The problem: Show every line in the entries below where the word "JSON" appears.

Records to process:
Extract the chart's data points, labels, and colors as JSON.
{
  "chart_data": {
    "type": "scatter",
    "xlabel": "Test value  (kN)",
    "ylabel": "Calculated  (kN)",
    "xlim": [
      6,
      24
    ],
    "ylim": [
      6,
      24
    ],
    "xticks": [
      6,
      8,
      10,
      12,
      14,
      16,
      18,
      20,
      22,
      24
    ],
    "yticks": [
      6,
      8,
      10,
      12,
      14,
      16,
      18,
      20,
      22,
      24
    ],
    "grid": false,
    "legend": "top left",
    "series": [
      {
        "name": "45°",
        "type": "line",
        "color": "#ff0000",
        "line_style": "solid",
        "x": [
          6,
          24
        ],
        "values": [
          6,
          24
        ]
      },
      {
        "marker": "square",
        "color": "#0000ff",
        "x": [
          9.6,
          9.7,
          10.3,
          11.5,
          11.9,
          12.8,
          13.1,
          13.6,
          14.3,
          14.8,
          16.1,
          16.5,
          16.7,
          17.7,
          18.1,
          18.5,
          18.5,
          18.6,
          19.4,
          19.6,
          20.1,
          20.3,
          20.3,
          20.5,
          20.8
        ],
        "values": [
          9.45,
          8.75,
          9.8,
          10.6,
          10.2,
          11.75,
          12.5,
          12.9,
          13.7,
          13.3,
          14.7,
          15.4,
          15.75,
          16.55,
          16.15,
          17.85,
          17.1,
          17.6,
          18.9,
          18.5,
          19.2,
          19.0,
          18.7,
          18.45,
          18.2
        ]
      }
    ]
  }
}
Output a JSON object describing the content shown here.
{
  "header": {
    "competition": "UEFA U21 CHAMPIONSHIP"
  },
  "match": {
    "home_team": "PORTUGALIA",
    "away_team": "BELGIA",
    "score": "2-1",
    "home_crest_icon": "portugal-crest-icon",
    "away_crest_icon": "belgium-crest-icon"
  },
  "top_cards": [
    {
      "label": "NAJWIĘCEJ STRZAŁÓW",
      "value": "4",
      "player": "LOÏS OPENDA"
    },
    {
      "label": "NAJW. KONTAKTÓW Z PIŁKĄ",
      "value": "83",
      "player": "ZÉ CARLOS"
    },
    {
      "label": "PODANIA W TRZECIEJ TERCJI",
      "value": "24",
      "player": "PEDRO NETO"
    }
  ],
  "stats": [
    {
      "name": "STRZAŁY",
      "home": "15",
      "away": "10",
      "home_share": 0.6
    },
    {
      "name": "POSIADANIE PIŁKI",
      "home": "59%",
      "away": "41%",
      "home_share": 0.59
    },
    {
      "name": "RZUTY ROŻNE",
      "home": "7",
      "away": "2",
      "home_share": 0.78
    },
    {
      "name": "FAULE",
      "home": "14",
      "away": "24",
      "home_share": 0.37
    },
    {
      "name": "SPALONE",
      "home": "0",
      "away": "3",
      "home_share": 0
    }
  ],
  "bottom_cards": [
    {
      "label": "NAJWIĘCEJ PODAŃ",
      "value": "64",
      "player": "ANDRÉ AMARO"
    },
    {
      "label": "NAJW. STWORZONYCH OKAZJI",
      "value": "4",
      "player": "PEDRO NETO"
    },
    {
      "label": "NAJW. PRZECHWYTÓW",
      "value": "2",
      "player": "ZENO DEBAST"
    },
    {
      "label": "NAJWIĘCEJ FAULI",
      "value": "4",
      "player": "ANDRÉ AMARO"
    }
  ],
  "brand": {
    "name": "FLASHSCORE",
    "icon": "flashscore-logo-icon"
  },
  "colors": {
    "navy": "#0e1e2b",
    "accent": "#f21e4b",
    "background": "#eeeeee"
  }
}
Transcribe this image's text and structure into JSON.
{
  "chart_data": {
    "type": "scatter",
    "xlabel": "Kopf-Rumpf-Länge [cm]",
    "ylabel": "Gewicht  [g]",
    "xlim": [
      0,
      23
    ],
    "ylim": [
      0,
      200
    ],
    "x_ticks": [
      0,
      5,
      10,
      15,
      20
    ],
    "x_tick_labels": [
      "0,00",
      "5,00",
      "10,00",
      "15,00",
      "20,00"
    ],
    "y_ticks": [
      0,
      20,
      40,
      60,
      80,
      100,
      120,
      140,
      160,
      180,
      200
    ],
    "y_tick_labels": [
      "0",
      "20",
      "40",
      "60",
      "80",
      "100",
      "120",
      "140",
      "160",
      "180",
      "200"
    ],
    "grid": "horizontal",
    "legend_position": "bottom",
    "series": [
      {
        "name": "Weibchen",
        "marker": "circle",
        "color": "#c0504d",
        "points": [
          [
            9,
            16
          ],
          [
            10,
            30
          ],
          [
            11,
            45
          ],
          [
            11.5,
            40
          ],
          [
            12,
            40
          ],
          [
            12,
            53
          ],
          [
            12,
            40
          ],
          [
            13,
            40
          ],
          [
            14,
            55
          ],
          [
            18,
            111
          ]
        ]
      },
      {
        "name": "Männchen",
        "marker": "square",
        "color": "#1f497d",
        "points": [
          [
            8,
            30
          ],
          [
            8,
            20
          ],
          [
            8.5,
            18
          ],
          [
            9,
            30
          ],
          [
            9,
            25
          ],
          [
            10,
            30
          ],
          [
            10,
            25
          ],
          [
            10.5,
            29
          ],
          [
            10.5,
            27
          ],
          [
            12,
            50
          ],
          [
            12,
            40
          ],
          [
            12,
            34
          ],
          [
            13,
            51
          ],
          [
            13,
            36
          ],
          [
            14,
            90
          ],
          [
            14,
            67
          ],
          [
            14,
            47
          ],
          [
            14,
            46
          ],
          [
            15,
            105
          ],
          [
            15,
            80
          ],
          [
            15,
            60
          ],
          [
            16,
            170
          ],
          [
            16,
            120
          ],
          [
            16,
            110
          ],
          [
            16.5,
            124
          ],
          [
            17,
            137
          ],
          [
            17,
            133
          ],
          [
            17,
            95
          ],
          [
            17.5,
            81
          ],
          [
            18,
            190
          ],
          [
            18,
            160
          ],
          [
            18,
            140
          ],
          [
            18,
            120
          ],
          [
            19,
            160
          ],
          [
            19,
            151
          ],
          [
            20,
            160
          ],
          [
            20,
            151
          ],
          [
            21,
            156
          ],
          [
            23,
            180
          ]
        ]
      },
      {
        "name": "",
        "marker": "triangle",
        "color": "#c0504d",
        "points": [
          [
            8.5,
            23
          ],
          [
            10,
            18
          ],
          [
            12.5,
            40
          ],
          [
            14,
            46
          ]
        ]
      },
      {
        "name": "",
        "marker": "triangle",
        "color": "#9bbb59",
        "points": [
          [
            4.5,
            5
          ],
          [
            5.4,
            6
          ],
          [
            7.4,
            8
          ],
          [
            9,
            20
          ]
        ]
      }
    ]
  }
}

Written reply:
Extract the chart's data points, labels, and colors as JSON.
Output a JSON object describing the content shown here.
Transcribe this image's text and structure into JSON.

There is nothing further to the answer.